| What to work on |
Below are some records. How many of their lines contain the string "text"? Give the number only.

| Records provided |
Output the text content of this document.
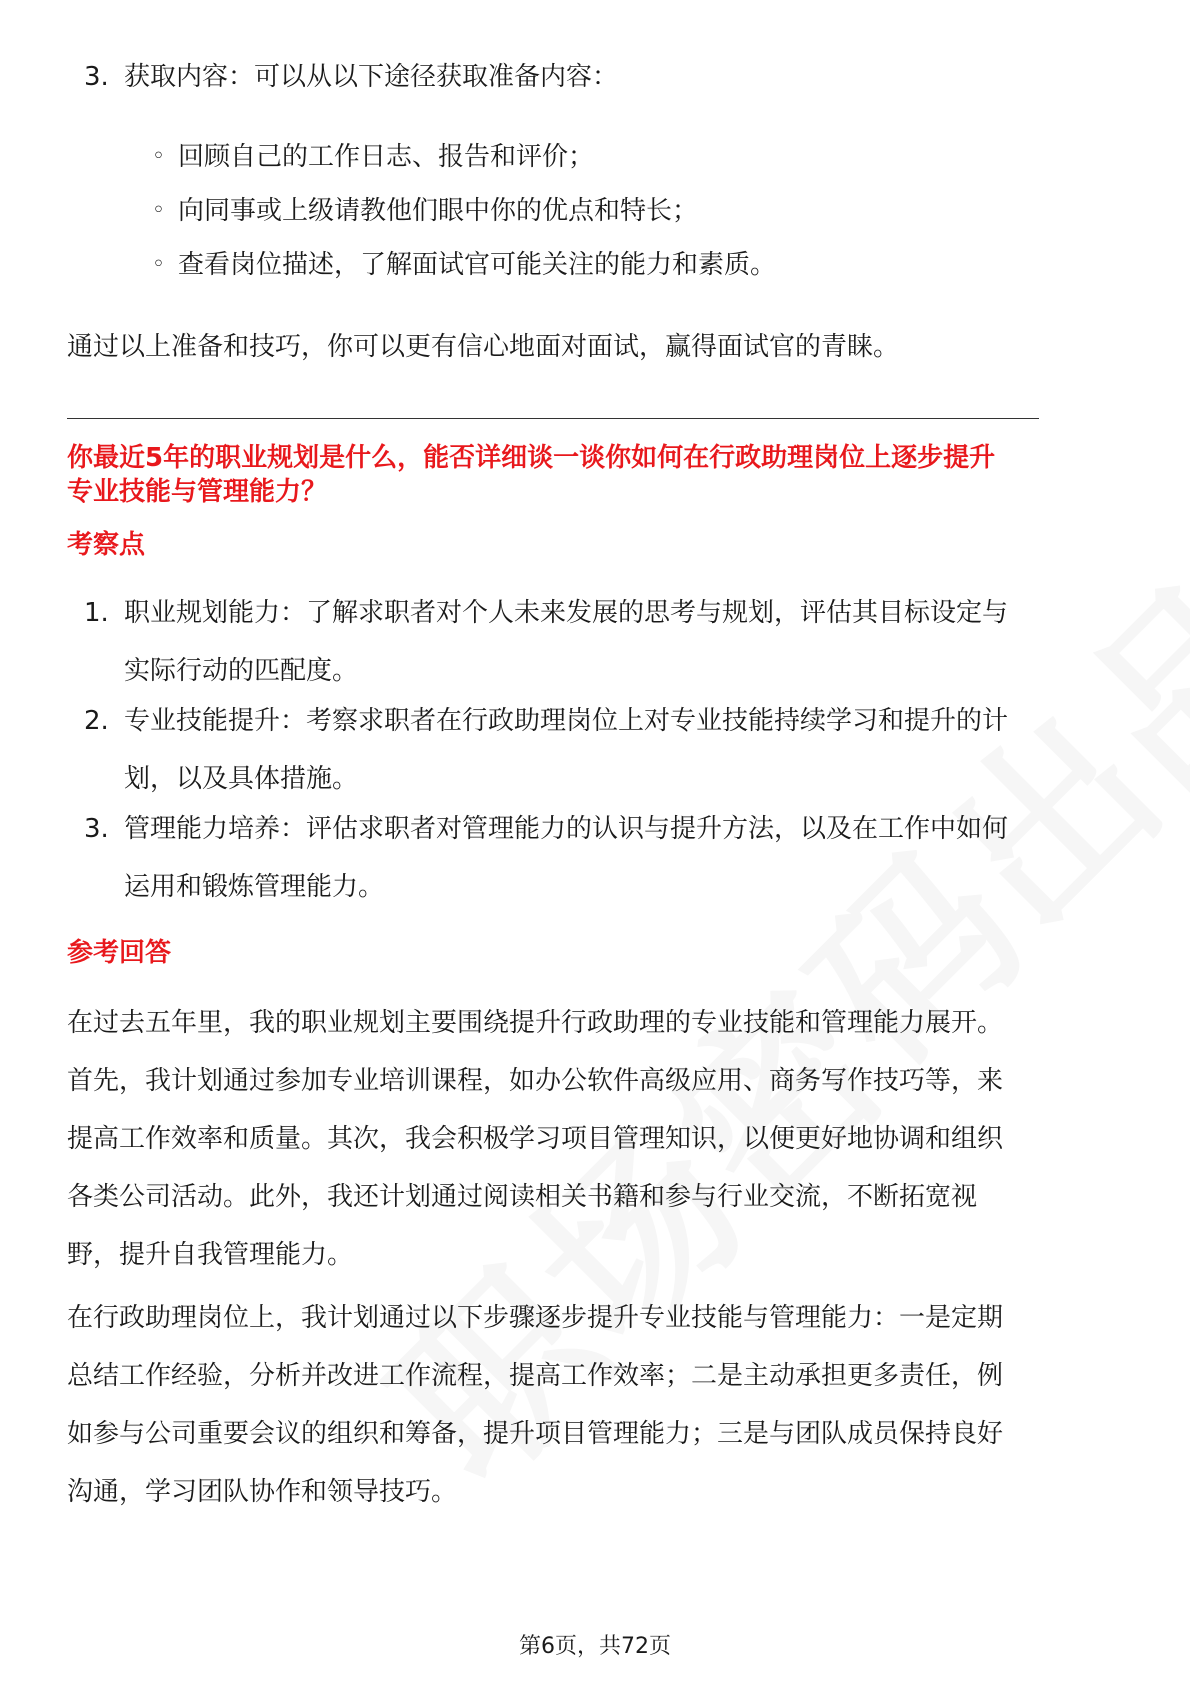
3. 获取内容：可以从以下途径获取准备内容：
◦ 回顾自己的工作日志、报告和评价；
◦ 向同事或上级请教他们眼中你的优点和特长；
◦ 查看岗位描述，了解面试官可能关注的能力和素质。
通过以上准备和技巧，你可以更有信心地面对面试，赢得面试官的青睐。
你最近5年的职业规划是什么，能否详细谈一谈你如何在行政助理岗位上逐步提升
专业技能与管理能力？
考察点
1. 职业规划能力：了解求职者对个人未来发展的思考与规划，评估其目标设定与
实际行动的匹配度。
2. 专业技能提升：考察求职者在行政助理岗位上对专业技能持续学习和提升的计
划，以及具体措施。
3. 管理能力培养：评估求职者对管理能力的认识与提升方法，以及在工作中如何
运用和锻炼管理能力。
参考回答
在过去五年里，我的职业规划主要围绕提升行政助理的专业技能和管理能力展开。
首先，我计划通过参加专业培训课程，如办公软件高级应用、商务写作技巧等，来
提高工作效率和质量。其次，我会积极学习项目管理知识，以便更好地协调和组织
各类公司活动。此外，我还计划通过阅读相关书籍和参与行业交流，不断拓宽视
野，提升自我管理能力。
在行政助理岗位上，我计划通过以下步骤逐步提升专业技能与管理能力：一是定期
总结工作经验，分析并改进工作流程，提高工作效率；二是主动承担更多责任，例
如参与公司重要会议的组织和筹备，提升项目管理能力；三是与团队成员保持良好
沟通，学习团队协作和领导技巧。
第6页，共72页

* * *

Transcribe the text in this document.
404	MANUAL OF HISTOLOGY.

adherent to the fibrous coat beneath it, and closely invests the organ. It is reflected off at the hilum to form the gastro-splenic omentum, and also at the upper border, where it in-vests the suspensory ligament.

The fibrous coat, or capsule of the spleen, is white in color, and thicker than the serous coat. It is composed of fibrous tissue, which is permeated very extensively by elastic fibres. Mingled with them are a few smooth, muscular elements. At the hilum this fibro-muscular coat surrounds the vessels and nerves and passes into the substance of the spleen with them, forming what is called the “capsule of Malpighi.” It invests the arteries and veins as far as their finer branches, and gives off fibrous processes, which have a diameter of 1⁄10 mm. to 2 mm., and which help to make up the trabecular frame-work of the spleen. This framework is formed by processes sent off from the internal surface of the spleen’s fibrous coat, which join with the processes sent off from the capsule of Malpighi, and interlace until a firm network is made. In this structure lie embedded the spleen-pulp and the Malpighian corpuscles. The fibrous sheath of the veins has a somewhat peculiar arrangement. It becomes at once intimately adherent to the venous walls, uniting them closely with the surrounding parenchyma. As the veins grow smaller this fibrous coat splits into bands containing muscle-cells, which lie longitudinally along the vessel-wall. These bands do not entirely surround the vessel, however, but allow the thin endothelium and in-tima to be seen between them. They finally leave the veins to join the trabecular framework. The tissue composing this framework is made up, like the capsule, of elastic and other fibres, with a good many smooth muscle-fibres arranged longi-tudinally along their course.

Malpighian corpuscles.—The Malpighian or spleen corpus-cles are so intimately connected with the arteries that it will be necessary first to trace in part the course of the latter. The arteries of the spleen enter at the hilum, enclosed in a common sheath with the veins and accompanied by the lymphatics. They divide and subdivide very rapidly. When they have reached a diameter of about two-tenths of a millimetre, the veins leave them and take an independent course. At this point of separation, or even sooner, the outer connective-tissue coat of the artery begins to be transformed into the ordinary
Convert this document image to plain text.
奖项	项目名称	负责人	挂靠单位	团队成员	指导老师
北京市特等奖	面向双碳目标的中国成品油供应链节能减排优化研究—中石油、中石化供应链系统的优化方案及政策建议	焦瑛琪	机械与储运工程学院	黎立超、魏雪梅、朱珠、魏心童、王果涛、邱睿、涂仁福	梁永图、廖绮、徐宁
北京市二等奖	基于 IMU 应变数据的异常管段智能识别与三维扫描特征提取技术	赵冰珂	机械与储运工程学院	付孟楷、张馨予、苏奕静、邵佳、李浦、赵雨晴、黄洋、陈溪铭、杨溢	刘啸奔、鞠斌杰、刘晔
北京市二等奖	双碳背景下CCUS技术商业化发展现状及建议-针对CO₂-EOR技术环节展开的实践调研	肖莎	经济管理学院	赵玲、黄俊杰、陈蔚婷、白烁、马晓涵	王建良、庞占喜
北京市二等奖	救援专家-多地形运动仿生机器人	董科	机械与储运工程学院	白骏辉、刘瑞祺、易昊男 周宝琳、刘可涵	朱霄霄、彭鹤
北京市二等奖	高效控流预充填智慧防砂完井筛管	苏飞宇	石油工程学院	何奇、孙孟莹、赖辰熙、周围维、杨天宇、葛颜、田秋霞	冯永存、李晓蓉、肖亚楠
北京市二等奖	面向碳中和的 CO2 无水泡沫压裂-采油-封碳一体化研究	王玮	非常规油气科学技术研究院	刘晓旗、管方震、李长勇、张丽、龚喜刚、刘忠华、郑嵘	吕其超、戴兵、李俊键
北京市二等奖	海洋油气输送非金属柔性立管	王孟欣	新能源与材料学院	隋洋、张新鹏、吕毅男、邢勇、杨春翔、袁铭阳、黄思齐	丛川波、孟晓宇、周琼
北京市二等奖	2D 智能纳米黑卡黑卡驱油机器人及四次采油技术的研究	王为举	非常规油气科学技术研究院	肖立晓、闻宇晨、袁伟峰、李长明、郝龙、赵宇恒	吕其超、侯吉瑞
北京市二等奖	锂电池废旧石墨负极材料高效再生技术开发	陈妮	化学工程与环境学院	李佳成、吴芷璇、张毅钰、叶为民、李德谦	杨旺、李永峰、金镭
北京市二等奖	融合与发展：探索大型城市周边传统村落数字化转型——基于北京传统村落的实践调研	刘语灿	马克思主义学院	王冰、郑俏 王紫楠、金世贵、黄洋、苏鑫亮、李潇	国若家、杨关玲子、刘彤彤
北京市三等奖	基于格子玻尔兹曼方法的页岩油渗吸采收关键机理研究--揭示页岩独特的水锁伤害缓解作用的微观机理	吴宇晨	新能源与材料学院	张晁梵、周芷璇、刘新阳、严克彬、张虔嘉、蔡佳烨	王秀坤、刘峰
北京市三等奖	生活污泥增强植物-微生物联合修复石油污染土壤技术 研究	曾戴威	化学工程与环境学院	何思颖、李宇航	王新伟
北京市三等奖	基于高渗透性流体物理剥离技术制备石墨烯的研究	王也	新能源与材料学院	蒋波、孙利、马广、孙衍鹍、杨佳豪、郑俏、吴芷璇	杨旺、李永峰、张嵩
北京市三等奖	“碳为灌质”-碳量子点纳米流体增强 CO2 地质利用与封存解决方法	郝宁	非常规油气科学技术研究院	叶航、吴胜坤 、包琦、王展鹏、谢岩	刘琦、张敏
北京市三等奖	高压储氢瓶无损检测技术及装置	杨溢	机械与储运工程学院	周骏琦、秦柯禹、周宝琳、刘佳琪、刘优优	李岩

| Written answer |
3